### REQUIRED TASK
From the entries that follow, extract each line holding the string "code".

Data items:
------------------------------------------------------------------------
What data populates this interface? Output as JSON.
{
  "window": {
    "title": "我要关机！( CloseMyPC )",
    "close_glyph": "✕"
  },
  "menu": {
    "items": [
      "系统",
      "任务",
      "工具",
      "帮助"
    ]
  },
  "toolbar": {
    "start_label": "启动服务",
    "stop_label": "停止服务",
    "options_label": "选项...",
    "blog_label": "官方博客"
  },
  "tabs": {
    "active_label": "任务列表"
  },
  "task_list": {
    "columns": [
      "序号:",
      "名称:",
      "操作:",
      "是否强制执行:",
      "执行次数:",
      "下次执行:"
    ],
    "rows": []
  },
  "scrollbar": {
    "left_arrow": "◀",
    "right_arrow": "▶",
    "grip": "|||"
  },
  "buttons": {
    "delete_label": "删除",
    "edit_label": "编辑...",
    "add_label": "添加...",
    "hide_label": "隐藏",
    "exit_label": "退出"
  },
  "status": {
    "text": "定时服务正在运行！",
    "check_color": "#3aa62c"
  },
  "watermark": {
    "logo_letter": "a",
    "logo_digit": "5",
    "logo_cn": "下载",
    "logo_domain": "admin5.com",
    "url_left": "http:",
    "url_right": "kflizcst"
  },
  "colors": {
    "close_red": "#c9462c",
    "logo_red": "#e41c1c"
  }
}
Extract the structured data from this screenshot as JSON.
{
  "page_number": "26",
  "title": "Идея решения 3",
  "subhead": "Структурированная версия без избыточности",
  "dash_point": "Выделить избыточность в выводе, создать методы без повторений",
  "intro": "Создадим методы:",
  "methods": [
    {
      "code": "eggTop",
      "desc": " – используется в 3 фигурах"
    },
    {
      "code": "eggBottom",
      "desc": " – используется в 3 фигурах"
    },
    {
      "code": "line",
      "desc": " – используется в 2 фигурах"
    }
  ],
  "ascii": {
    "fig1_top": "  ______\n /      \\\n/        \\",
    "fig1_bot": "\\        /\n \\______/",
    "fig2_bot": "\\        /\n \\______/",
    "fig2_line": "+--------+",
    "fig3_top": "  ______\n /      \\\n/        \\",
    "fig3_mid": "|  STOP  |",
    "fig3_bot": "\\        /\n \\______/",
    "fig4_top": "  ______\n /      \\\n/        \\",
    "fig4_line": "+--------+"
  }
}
------------------------------------------------------------------------
### TASK SOLUTION
      "code": "eggTop",
      "code": "eggBottom",
      "code": "line",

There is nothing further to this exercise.